-- Records from a dataset --

## START

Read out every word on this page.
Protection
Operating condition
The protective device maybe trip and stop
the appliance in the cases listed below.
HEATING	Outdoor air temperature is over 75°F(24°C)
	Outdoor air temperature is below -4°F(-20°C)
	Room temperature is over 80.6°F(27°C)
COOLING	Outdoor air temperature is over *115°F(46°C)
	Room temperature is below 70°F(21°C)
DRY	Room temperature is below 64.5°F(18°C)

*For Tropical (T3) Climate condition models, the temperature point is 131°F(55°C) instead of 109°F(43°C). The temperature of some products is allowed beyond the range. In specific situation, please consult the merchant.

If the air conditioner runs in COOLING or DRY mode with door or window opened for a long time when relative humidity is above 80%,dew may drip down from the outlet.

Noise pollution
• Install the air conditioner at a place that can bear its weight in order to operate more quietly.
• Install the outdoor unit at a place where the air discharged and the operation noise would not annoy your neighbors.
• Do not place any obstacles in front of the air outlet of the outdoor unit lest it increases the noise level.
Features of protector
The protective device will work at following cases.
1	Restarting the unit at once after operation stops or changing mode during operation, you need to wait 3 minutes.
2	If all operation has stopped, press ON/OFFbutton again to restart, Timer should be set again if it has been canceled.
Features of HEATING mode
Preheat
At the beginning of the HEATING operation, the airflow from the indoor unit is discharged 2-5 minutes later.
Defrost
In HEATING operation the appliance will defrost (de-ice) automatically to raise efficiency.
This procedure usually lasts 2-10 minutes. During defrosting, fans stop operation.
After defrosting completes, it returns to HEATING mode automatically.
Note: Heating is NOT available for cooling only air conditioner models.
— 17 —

## END

-- EXERCISE --
Reproduce each entry word for word.

-- ANSWER TO THE TASK --
Read out every word on this page.
Protection
Operating condition
The protective device maybe trip and stop
the appliance in the cases listed below.
HEATING	Outdoor air temperature is over 75°F(24°C)
	Outdoor air temperature is below -4°F(-20°C)
	Room temperature is over 80.6°F(27°C)
COOLING	Outdoor air temperature is over *115°F(46°C)
	Room temperature is below 70°F(21°C)
DRY	Room temperature is below 64.5°F(18°C)

*For Tropical (T3) Climate condition models, the temperature point is 131°F(55°C) instead of 109°F(43°C). The temperature of some products is allowed beyond the range. In specific situation, please consult the merchant.

If the air conditioner runs in COOLING or DRY mode with door or window opened for a long time when relative humidity is above 80%,dew may drip down from the outlet.

Noise pollution
• Install the air conditioner at a place that can bear its weight in order to operate more quietly.
• Install the outdoor unit at a place where the air discharged and the operation noise would not annoy your neighbors.
• Do not place any obstacles in front of the air outlet of the outdoor unit lest it increases the noise level.
Features of protector
The protective device will work at following cases.
1	Restarting the unit at once after operation stops or changing mode during operation, you need to wait 3 minutes.
2	If all operation has stopped, press ON/OFFbutton again to restart, Timer should be set again if it has been canceled.
Features of HEATING mode
Preheat
At the beginning of the HEATING operation, the airflow from the indoor unit is discharged 2-5 minutes later.
Defrost
In HEATING operation the appliance will defrost (de-ice) automatically to raise efficiency.
This procedure usually lasts 2-10 minutes. During defrosting, fans stop operation.
After defrosting completes, it returns to HEATING mode automatically.
Note: Heating is NOT available for cooling only air conditioner models.
— 17 —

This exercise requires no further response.